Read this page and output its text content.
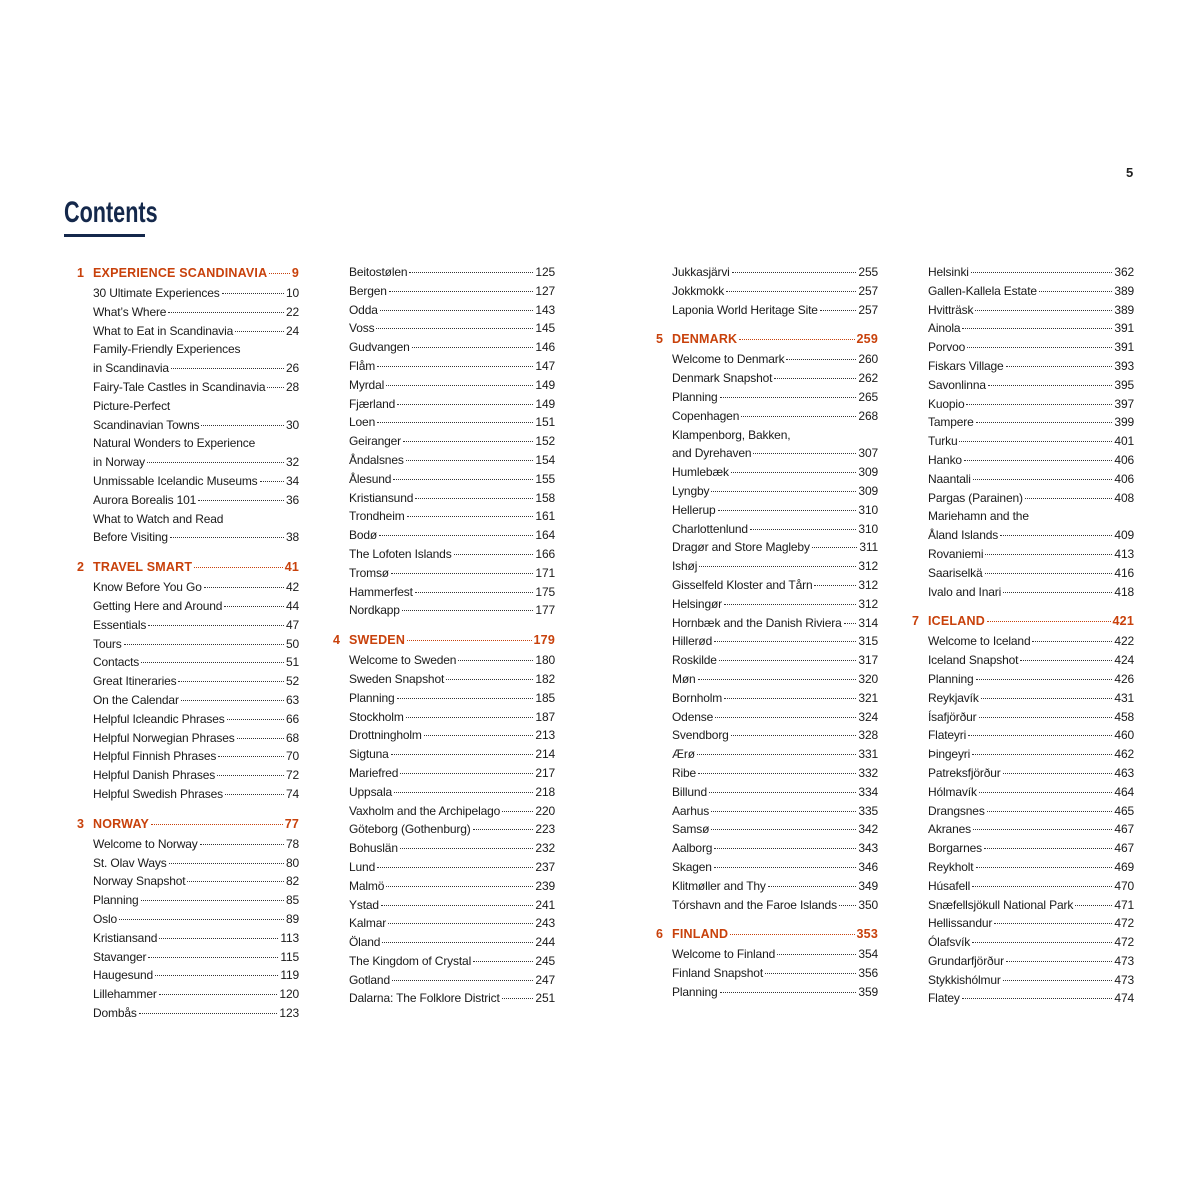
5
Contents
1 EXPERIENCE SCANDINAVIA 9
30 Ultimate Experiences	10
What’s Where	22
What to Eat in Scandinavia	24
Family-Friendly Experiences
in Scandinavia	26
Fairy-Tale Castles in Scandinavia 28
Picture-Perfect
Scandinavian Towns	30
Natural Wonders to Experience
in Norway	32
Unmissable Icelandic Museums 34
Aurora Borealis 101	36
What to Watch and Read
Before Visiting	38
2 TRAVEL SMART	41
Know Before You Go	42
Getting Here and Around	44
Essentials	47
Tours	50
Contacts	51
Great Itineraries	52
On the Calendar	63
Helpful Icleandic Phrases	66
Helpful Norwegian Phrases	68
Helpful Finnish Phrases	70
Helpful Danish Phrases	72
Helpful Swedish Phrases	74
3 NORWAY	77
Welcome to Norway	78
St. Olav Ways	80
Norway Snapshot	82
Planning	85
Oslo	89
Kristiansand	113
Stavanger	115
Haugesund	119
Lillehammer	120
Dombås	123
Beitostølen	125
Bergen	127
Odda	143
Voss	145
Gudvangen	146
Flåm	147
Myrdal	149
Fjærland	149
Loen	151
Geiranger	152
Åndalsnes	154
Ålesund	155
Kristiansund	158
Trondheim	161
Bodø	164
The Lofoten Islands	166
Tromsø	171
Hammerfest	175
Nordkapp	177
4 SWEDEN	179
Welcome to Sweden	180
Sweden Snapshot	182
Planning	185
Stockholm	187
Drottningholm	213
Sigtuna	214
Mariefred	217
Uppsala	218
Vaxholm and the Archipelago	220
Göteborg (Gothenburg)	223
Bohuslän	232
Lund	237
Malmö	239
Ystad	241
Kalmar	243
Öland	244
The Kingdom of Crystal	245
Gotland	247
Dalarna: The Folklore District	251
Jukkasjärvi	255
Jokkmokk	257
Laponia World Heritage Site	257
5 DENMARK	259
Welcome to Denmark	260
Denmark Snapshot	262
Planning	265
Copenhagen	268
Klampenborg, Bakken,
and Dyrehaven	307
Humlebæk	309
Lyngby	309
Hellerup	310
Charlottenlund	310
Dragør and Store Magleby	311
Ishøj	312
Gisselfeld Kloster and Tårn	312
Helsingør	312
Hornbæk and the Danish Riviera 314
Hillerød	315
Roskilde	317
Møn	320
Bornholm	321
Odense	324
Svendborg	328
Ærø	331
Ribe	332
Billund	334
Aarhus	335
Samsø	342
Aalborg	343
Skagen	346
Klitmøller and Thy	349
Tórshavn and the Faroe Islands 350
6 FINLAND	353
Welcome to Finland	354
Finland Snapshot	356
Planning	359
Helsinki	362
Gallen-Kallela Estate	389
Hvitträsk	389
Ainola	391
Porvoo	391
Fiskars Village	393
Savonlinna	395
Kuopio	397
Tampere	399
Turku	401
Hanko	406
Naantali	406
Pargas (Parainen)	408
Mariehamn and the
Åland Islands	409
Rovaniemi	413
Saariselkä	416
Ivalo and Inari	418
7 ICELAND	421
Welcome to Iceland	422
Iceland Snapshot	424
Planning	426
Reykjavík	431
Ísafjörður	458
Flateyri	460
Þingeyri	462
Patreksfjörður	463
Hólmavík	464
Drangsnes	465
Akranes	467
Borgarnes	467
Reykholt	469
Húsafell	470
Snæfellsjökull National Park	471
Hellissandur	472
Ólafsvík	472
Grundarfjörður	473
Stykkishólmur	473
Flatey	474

------------

### Task goal
Write out the records above once more, word for word, with no pictures.

### Worked solution
Read this page and output its text content.
5
Contents
1 EXPERIENCE SCANDINAVIA 9
30 Ultimate Experiences	10
What’s Where	22
What to Eat in Scandinavia	24
Family-Friendly Experiences
in Scandinavia	26
Fairy-Tale Castles in Scandinavia 28
Picture-Perfect
Scandinavian Towns	30
Natural Wonders to Experience
in Norway	32
Unmissable Icelandic Museums 34
Aurora Borealis 101	36
What to Watch and Read
Before Visiting	38
2 TRAVEL SMART	41
Know Before You Go	42
Getting Here and Around	44
Essentials	47
Tours	50
Contacts	51
Great Itineraries	52
On the Calendar	63
Helpful Icleandic Phrases	66
Helpful Norwegian Phrases	68
Helpful Finnish Phrases	70
Helpful Danish Phrases	72
Helpful Swedish Phrases	74
3 NORWAY	77
Welcome to Norway	78
St. Olav Ways	80
Norway Snapshot	82
Planning	85
Oslo	89
Kristiansand	113
Stavanger	115
Haugesund	119
Lillehammer	120
Dombås	123
Beitostølen	125
Bergen	127
Odda	143
Voss	145
Gudvangen	146
Flåm	147
Myrdal	149
Fjærland	149
Loen	151
Geiranger	152
Åndalsnes	154
Ålesund	155
Kristiansund	158
Trondheim	161
Bodø	164
The Lofoten Islands	166
Tromsø	171
Hammerfest	175
Nordkapp	177
4 SWEDEN	179
Welcome to Sweden	180
Sweden Snapshot	182
Planning	185
Stockholm	187
Drottningholm	213
Sigtuna	214
Mariefred	217
Uppsala	218
Vaxholm and the Archipelago	220
Göteborg (Gothenburg)	223
Bohuslän	232
Lund	237
Malmö	239
Ystad	241
Kalmar	243
Öland	244
The Kingdom of Crystal	245
Gotland	247
Dalarna: The Folklore District	251
Jukkasjärvi	255
Jokkmokk	257
Laponia World Heritage Site	257
5 DENMARK	259
Welcome to Denmark	260
Denmark Snapshot	262
Planning	265
Copenhagen	268
Klampenborg, Bakken,
and Dyrehaven	307
Humlebæk	309
Lyngby	309
Hellerup	310
Charlottenlund	310
Dragør and Store Magleby	311
Ishøj	312
Gisselfeld Kloster and Tårn	312
Helsingør	312
Hornbæk and the Danish Riviera 314
Hillerød	315
Roskilde	317
Møn	320
Bornholm	321
Odense	324
Svendborg	328
Ærø	331
Ribe	332
Billund	334
Aarhus	335
Samsø	342
Aalborg	343
Skagen	346
Klitmøller and Thy	349
Tórshavn and the Faroe Islands 350
6 FINLAND	353
Welcome to Finland	354
Finland Snapshot	356
Planning	359
Helsinki	362
Gallen-Kallela Estate	389
Hvitträsk	389
Ainola	391
Porvoo	391
Fiskars Village	393
Savonlinna	395
Kuopio	397
Tampere	399
Turku	401
Hanko	406
Naantali	406
Pargas (Parainen)	408
Mariehamn and the
Åland Islands	409
Rovaniemi	413
Saariselkä	416
Ivalo and Inari	418
7 ICELAND	421
Welcome to Iceland	422
Iceland Snapshot	424
Planning	426
Reykjavík	431
Ísafjörður	458
Flateyri	460
Þingeyri	462
Patreksfjörður	463
Hólmavík	464
Drangsnes	465
Akranes	467
Borgarnes	467
Reykholt	469
Húsafell	470
Snæfellsjökull National Park	471
Hellissandur	472
Ólafsvík	472
Grundarfjörður	473
Stykkishólmur	473
Flatey	474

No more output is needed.